**Written request:** In the entries below, find the lines that contain the word "text" and copy them.

── Supplied material ──

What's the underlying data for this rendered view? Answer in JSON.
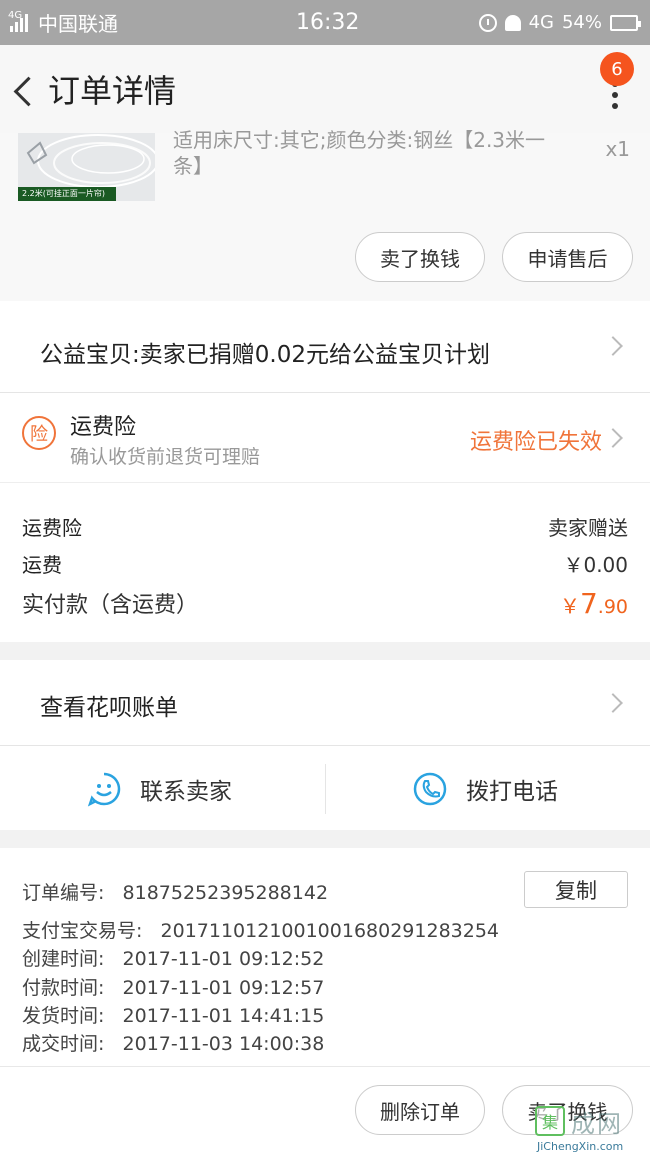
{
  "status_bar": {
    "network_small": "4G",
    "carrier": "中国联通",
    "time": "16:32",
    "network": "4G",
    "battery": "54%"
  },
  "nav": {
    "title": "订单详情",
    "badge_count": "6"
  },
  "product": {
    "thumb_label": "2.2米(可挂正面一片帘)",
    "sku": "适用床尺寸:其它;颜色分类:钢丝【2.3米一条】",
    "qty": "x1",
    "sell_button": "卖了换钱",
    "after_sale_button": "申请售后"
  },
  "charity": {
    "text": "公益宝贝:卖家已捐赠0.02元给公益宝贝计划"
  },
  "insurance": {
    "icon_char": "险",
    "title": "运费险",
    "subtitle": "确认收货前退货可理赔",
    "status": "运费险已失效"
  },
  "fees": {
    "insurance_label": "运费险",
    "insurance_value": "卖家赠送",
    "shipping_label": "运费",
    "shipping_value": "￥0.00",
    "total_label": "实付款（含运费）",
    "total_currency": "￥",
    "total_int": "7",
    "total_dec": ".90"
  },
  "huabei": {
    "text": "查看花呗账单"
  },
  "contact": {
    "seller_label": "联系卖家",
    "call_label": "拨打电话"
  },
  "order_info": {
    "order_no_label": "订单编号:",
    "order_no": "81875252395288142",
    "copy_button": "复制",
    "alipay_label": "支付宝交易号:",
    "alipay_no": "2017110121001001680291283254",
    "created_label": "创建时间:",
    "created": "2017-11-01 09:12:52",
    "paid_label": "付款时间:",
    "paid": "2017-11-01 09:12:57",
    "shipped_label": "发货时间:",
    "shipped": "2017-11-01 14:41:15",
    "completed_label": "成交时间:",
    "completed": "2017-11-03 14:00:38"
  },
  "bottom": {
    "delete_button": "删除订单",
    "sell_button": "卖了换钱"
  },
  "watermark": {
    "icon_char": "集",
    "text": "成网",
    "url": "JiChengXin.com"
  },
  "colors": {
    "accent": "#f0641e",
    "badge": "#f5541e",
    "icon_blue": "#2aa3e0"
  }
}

───

**Completed exercise:**
    "text": "公益宝贝:卖家已捐赠0.02元给公益宝贝计划"
    "text": "查看花呗账单"
    "text": "成网",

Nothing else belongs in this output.